EXERCISE REQUIREMENTS:
From the records below, pull each line that has "nTest".

MATERIAL SUPPLIED:
↓↓↓

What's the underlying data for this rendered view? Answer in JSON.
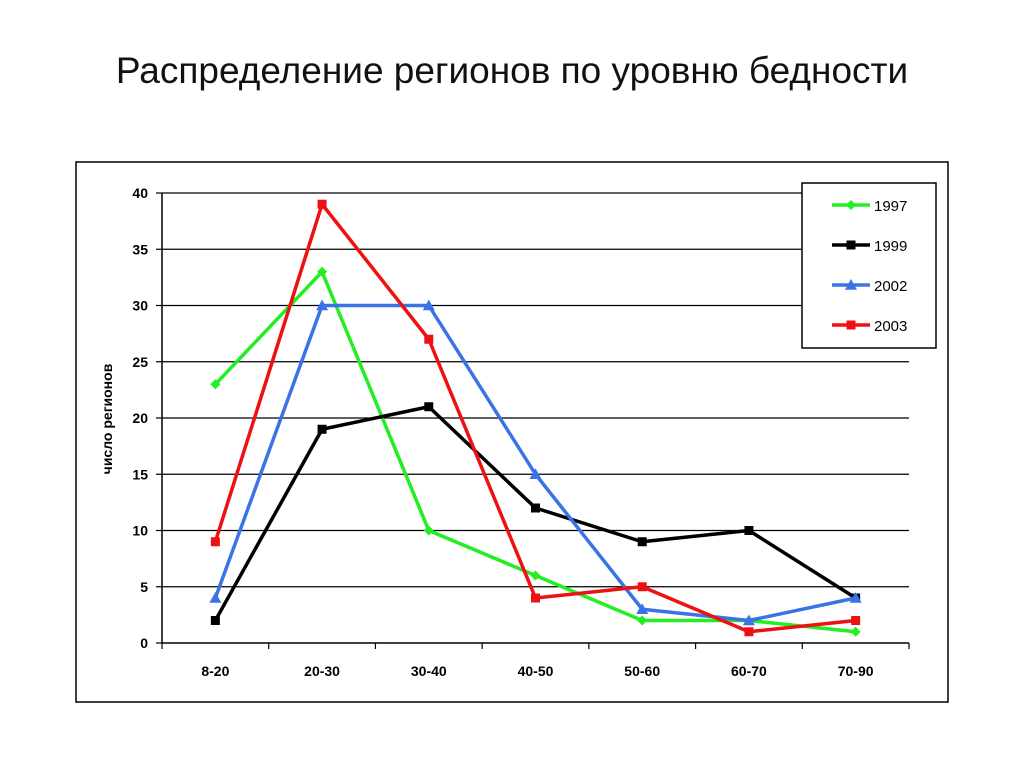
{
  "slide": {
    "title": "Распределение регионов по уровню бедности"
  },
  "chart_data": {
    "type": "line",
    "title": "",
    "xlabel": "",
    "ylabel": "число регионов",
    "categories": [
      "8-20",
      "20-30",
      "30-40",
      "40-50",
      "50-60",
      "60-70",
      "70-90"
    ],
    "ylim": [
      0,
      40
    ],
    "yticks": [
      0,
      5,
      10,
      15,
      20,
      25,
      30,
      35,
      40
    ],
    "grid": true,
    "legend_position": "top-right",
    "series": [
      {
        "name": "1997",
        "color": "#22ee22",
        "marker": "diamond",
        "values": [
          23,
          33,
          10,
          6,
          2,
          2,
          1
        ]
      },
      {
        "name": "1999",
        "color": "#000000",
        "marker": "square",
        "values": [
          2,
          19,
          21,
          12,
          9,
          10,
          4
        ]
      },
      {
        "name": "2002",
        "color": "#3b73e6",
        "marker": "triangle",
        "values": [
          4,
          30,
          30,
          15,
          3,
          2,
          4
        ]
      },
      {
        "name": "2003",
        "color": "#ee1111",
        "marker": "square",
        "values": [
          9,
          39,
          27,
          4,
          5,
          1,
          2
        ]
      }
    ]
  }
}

↑↑↑
↓↓↓

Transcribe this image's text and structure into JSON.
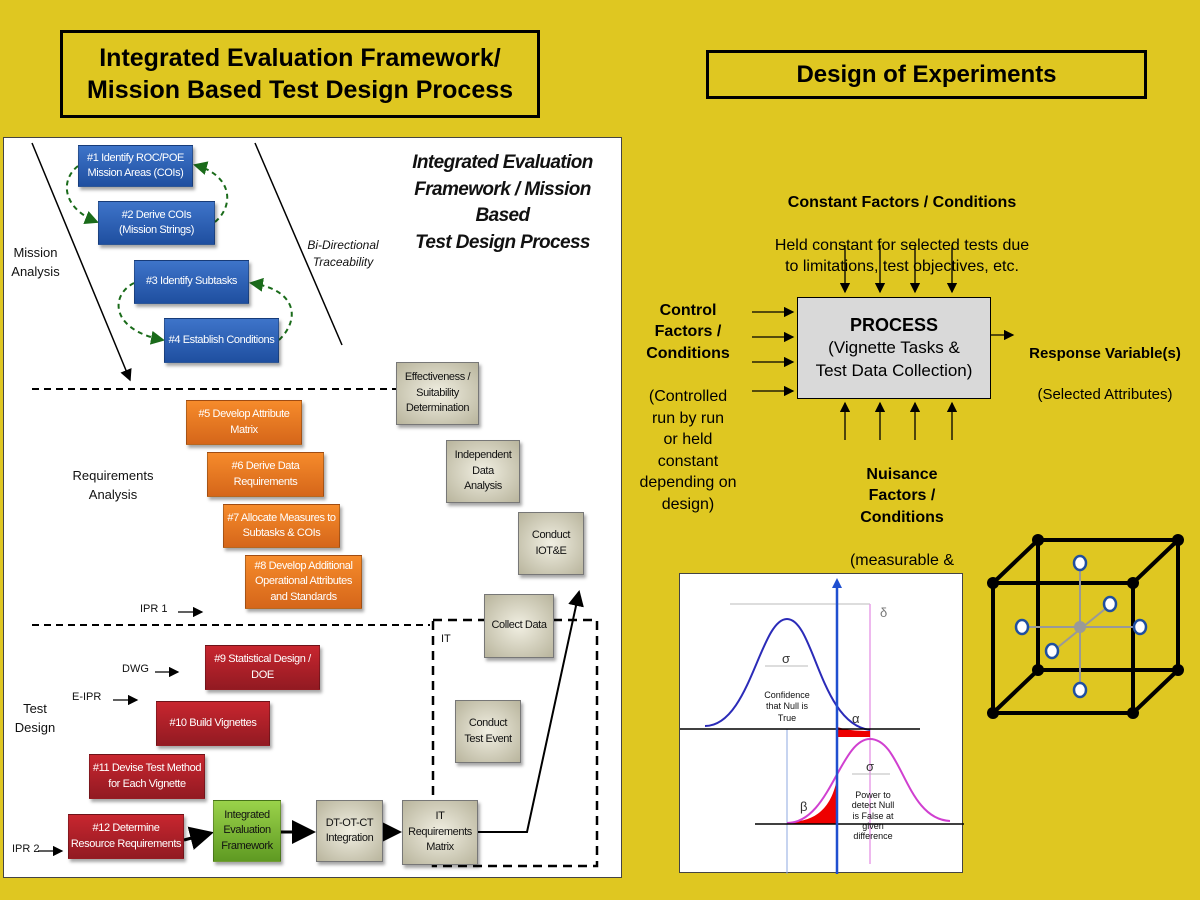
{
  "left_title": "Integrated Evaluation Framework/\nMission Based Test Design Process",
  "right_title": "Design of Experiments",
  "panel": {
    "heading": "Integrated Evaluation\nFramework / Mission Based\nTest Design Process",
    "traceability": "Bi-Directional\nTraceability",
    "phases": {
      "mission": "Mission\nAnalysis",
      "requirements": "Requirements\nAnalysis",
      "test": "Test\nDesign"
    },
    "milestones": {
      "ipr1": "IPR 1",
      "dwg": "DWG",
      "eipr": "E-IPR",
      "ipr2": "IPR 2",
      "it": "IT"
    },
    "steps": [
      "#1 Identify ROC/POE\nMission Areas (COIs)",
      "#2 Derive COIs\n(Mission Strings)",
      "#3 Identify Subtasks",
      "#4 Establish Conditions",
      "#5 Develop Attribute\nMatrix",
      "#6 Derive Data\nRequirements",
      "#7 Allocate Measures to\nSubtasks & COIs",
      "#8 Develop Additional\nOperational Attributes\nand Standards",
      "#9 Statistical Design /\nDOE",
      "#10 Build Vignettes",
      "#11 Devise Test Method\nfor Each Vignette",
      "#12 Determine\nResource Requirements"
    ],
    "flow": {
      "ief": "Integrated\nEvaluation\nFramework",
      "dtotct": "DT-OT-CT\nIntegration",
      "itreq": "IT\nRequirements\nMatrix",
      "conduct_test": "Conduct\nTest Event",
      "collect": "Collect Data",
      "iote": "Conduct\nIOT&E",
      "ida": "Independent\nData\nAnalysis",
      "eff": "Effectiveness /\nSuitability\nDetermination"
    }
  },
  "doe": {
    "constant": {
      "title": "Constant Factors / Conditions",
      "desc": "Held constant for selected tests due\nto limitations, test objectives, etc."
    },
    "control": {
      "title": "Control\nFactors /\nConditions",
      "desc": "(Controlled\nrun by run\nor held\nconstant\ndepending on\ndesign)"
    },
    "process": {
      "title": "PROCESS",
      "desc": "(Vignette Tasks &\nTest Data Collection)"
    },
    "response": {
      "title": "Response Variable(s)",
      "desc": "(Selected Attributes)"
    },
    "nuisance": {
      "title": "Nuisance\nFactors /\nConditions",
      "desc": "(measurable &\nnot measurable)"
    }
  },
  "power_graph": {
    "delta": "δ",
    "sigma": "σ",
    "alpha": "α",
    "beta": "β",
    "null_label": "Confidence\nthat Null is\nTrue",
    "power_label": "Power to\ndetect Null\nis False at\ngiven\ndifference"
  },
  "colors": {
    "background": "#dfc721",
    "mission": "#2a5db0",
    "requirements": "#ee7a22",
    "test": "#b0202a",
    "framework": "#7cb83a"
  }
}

↑↑↑
↓↓↓

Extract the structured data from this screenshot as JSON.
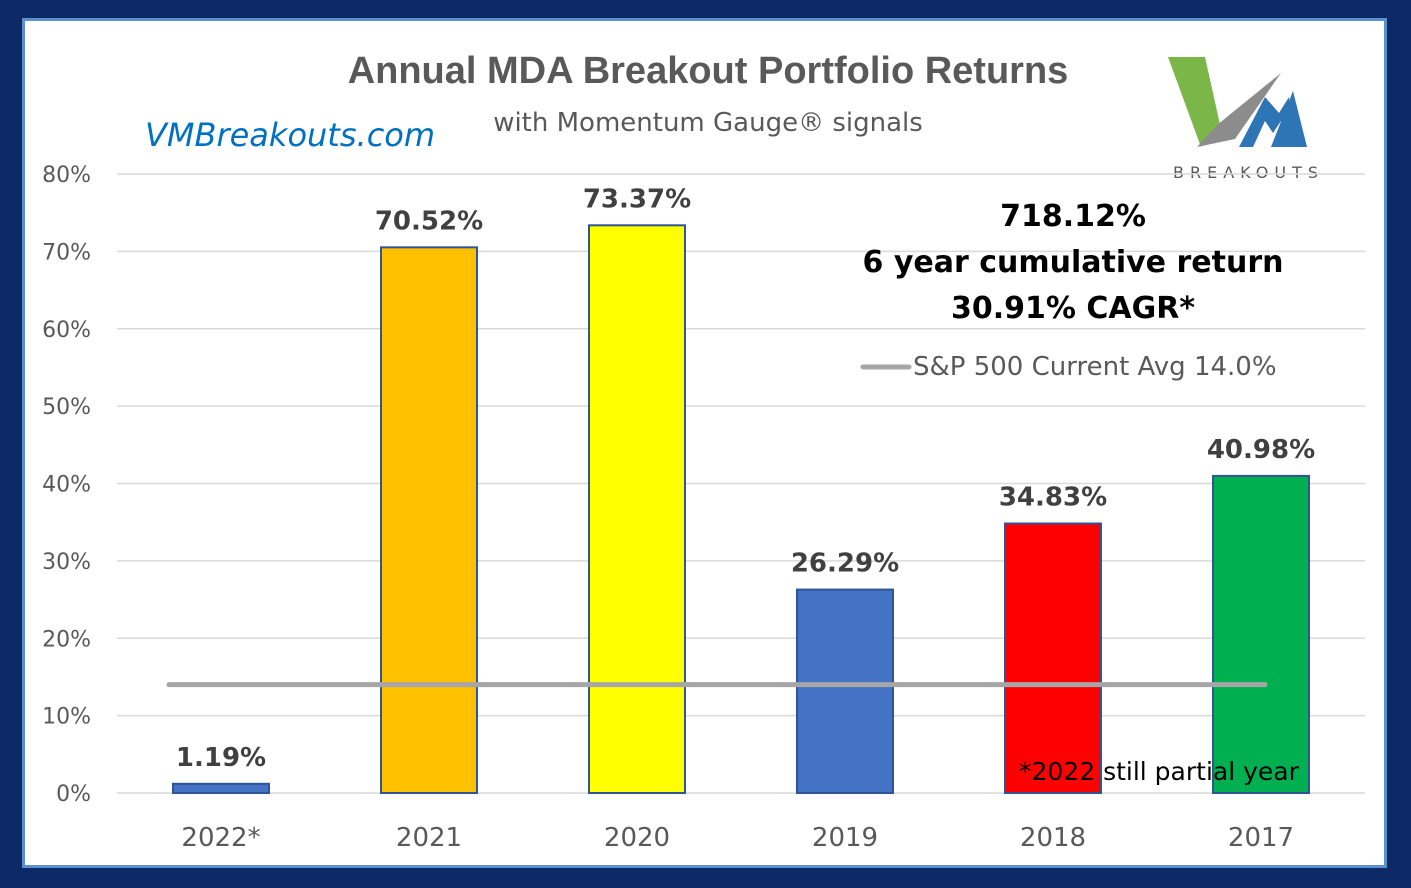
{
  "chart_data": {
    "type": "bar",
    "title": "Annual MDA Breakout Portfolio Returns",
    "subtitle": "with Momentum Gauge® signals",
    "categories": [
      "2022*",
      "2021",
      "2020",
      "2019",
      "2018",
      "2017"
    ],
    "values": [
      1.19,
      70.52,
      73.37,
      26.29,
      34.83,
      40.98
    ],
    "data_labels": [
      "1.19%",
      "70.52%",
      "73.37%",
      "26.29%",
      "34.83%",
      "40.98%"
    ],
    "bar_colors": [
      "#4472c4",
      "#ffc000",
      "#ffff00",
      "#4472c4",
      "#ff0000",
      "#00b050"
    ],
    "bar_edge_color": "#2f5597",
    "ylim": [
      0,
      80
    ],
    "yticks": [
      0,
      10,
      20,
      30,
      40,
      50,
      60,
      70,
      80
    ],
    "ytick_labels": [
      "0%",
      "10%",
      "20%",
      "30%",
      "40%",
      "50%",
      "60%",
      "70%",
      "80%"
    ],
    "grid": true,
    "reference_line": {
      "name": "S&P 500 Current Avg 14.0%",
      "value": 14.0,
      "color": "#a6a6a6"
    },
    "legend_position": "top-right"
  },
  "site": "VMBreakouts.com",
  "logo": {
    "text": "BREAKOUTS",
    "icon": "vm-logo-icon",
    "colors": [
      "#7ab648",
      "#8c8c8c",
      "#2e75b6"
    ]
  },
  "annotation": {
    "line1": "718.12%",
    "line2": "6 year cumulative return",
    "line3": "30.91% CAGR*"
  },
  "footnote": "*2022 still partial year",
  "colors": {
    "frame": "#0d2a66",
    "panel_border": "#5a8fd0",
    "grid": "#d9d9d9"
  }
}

↑↑↑

RESULT:
    "heading": "Integrated Evaluation\nFramework / Mission Based\nTest Design Process",
      "conduct_test": "Conduct\nTest Event",
      "desc": "(Vignette Tasks &\nTest Data Collection)"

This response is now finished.